Extracted data

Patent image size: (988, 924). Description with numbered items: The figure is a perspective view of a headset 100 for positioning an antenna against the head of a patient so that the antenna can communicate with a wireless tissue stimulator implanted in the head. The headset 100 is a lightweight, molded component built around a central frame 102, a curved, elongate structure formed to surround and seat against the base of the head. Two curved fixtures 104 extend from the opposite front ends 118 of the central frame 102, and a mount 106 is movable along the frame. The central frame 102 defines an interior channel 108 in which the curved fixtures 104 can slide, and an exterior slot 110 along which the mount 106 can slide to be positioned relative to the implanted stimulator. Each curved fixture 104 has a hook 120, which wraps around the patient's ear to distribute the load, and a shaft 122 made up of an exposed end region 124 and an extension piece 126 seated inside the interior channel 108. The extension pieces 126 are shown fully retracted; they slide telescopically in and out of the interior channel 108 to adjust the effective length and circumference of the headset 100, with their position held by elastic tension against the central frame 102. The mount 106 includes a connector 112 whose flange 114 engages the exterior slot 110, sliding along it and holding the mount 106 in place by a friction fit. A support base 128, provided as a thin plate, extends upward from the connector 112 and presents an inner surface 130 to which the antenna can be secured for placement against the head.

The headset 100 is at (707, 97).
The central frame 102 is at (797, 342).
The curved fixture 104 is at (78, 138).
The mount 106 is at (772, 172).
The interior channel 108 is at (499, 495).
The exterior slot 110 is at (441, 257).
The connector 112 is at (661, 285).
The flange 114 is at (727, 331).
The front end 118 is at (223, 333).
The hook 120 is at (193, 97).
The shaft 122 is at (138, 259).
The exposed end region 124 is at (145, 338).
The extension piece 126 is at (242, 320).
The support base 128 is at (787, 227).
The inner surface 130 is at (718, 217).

§ **Work to complete**:
Write out every line of the data above word for word, without changing anything.

§ **Full response**:
Patent image size: (988, 924). Description with numbered items: The figure is a perspective view of a headset 100 for positioning an antenna against the head of a patient so that the antenna can communicate with a wireless tissue stimulator implanted in the head. The headset 100 is a lightweight, molded component built around a central frame 102, a curved, elongate structure formed to surround and seat against the base of the head. Two curved fixtures 104 extend from the opposite front ends 118 of the central frame 102, and a mount 106 is movable along the frame. The central frame 102 defines an interior channel 108 in which the curved fixtures 104 can slide, and an exterior slot 110 along which the mount 106 can slide to be positioned relative to the implanted stimulator. Each curved fixture 104 has a hook 120, which wraps around the patient's ear to distribute the load, and a shaft 122 made up of an exposed end region 124 and an extension piece 126 seated inside the interior channel 108. The extension pieces 126 are shown fully retracted; they slide telescopically in and out of the interior channel 108 to adjust the effective length and circumference of the headset 100, with their position held by elastic tension against the central frame 102. The mount 106 includes a connector 112 whose flange 114 engages the exterior slot 110, sliding along it and holding the mount 106 in place by a friction fit. A support base 128, provided as a thin plate, extends upward from the connector 112 and presents an inner surface 130 to which the antenna can be secured for placement against the head.

The headset 100 is at (707, 97).
The central frame 102 is at (797, 342).
The curved fixture 104 is at (78, 138).
The mount 106 is at (772, 172).
The interior channel 108 is at (499, 495).
The exterior slot 110 is at (441, 257).
The connector 112 is at (661, 285).
The flange 114 is at (727, 331).
The front end 118 is at (223, 333).
The hook 120 is at (193, 97).
The shaft 122 is at (138, 259).
The exposed end region 124 is at (145, 338).
The extension piece 126 is at (242, 320).
The support base 128 is at (787, 227).
The inner surface 130 is at (718, 217).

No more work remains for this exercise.